TASK BRIEF: Lines containing the word "Minimum" are the ones to copy from the records below.

========

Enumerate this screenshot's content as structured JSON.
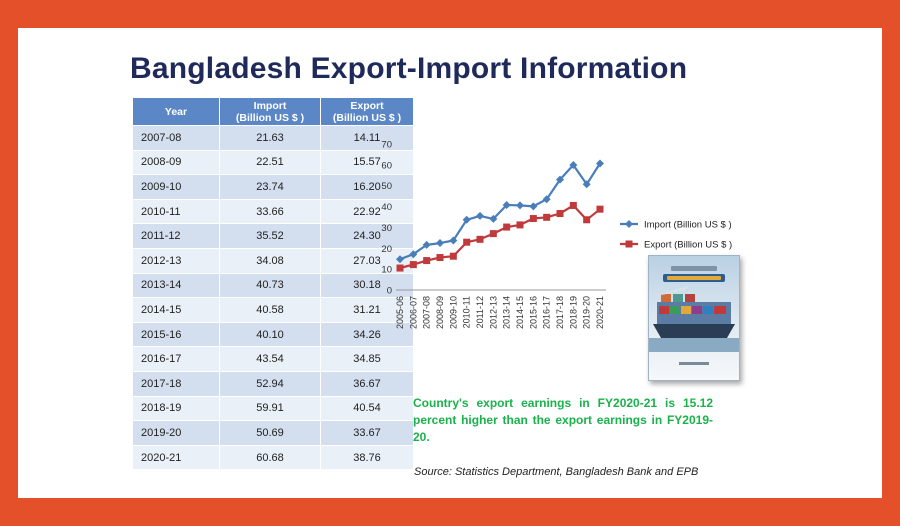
{
  "title": "Bangladesh Export-Import Information",
  "table": {
    "headers": [
      {
        "line1": "Year",
        "line2": ""
      },
      {
        "line1": "Import",
        "line2": "(Billion US $ )"
      },
      {
        "line1": "Export",
        "line2": "(Billion US $ )"
      }
    ],
    "rows": [
      [
        "2007-08",
        "21.63",
        "14.11"
      ],
      [
        "2008-09",
        "22.51",
        "15.57"
      ],
      [
        "2009-10",
        "23.74",
        "16.20"
      ],
      [
        "2010-11",
        "33.66",
        "22.92"
      ],
      [
        "2011-12",
        "35.52",
        "24.30"
      ],
      [
        "2012-13",
        "34.08",
        "27.03"
      ],
      [
        "2013-14",
        "40.73",
        "30.18"
      ],
      [
        "2014-15",
        "40.58",
        "31.21"
      ],
      [
        "2015-16",
        "40.10",
        "34.26"
      ],
      [
        "2016-17",
        "43.54",
        "34.85"
      ],
      [
        "2017-18",
        "52.94",
        "36.67"
      ],
      [
        "2018-19",
        "59.91",
        "40.54"
      ],
      [
        "2019-20",
        "50.69",
        "33.67"
      ],
      [
        "2020-21",
        "60.68",
        "38.76"
      ]
    ]
  },
  "chart_data": {
    "type": "line",
    "title": "",
    "xlabel": "",
    "ylabel": "",
    "x": [
      "2005-06",
      "2006-07",
      "2007-08",
      "2008-09",
      "2009-10",
      "2010-11",
      "2011-12",
      "2012-13",
      "2013-14",
      "2014-15",
      "2015-16",
      "2016-17",
      "2017-18",
      "2018-19",
      "2019-20",
      "2020-21"
    ],
    "ylim": [
      0,
      70
    ],
    "yticks": [
      0,
      10,
      20,
      30,
      40,
      50,
      60,
      70
    ],
    "grid": false,
    "legend": "right",
    "series": [
      {
        "name": "Import (Billion US $ )",
        "color": "#4a7ebb",
        "marker": "diamond",
        "values": [
          14.75,
          17.16,
          21.63,
          22.51,
          23.74,
          33.66,
          35.52,
          34.08,
          40.73,
          40.58,
          40.1,
          43.54,
          52.94,
          59.91,
          50.69,
          60.68
        ]
      },
      {
        "name": "Export (Billion US $ )",
        "color": "#c0393b",
        "marker": "square",
        "values": [
          10.53,
          12.18,
          14.11,
          15.57,
          16.2,
          22.92,
          24.3,
          27.03,
          30.18,
          31.21,
          34.26,
          34.85,
          36.67,
          40.54,
          33.67,
          38.76
        ]
      }
    ]
  },
  "book": {
    "icon": "book-cover-image"
  },
  "note": "Country's export earnings in FY2020-21 is 15.12 percent higher than the export earnings in FY2019-20.",
  "source": "Source: Statistics Department, Bangladesh Bank and EPB"
}
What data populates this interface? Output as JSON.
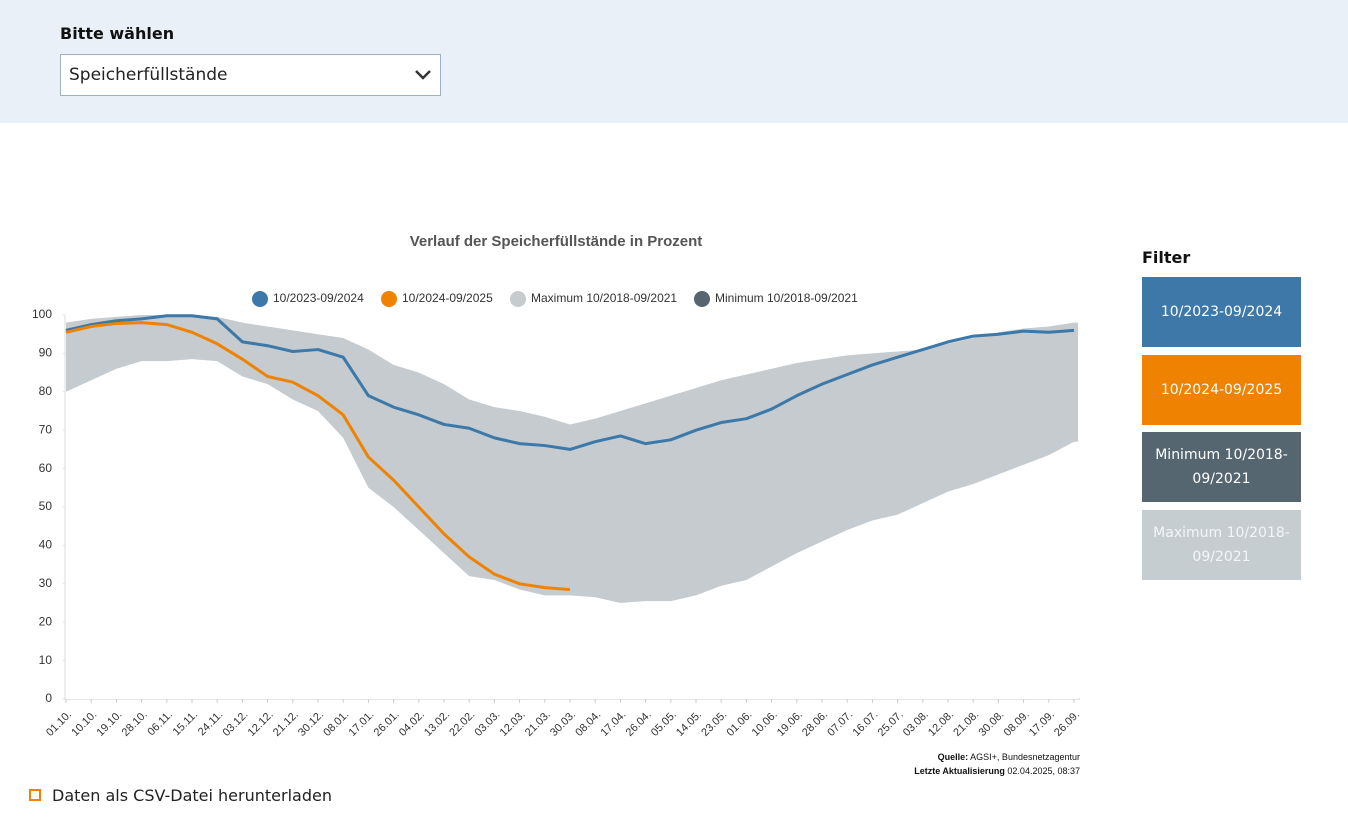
{
  "header": {
    "label": "Bitte wählen",
    "select": "Speicherfüllstände"
  },
  "filter": {
    "title": "Filter",
    "buttons": [
      "10/2023-09/2024",
      "10/2024-09/2025",
      "Minimum 10/2018-09/2021",
      "Maximum 10/2018-09/2021"
    ]
  },
  "source": {
    "label": "Quelle:",
    "text": "AGSI+, Bundesnetzagentur",
    "updated_label": "Letzte Aktualisierung",
    "updated": "02.04.2025, 08:37"
  },
  "download": "Daten als CSV-Datei herunterladen",
  "chart_data": {
    "type": "line",
    "title": "Verlauf der Speicherfüllstände in Prozent",
    "categories": [
      "01.10.",
      "10.10.",
      "19.10.",
      "28.10.",
      "06.11.",
      "15.11.",
      "24.11.",
      "03.12.",
      "12.12.",
      "21.12.",
      "30.12.",
      "08.01.",
      "17.01.",
      "26.01.",
      "04.02.",
      "13.02.",
      "22.02.",
      "03.03.",
      "12.03.",
      "21.03.",
      "30.03.",
      "08.04.",
      "17.04.",
      "26.04.",
      "05.05.",
      "14.05.",
      "23.05.",
      "01.06.",
      "10.06.",
      "19.06.",
      "28.06.",
      "07.07.",
      "16.07.",
      "25.07.",
      "03.08.",
      "12.08.",
      "21.08.",
      "30.08.",
      "08.09.",
      "17.09.",
      "26.09."
    ],
    "series": [
      {
        "name": "10/2023-09/2024",
        "color": "#3c78a8",
        "values": [
          96,
          97.5,
          98.5,
          99,
          99.8,
          99.8,
          99,
          93,
          92,
          90.5,
          91,
          89,
          79,
          76,
          74,
          71.5,
          70.5,
          68,
          66.5,
          66,
          65,
          67,
          68.5,
          66.5,
          67.5,
          70,
          72,
          73,
          75.5,
          79,
          82,
          84.5,
          87,
          89,
          91,
          93,
          94.5,
          95,
          95.8,
          95.5,
          96
        ]
      },
      {
        "name": "10/2024-09/2025",
        "color": "#ef8200",
        "values": [
          95.5,
          97,
          97.8,
          98,
          97.5,
          95.5,
          92.5,
          88.5,
          84,
          82.5,
          79,
          74,
          63,
          57,
          50,
          43,
          37,
          32.5,
          30,
          29,
          28.5,
          null,
          null,
          null,
          null,
          null,
          null,
          null,
          null,
          null,
          null,
          null,
          null,
          null,
          null,
          null,
          null,
          null,
          null,
          null,
          null
        ]
      },
      {
        "name": "Maximum 10/2018-09/2021",
        "color": "#c5cbcf",
        "area": true,
        "values": [
          98,
          99,
          99.5,
          100,
          100,
          100,
          99.5,
          98,
          97,
          96,
          95,
          94,
          91,
          87,
          85,
          82,
          78,
          76,
          75,
          73.5,
          71.5,
          73,
          75,
          77,
          79,
          81,
          83,
          84.5,
          86,
          87.5,
          88.5,
          89.5,
          90,
          90.5,
          91,
          92.5,
          94,
          95.5,
          96.5,
          97,
          98
        ]
      },
      {
        "name": "Minimum 10/2018-09/2021",
        "color": "#566670",
        "area": true,
        "values": [
          80,
          83,
          86,
          88,
          88,
          88.5,
          88,
          84,
          82,
          78,
          75,
          68,
          55,
          50,
          44,
          38,
          32,
          31,
          28.5,
          27,
          27,
          26.5,
          25,
          25.5,
          25.5,
          27,
          29.5,
          31,
          34.5,
          38,
          41,
          44,
          46.5,
          48,
          51,
          54,
          56,
          58.5,
          61,
          63.5,
          67
        ]
      }
    ],
    "ylim": [
      0,
      100
    ],
    "yticks": [
      0,
      10,
      20,
      30,
      40,
      50,
      60,
      70,
      80,
      90,
      100
    ],
    "grid": false,
    "legend": "top"
  }
}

========

REPLY TO THE EXERCISE:
      "Minimum 10/2018-09/2021",
        "name": "Minimum 10/2018-09/2021",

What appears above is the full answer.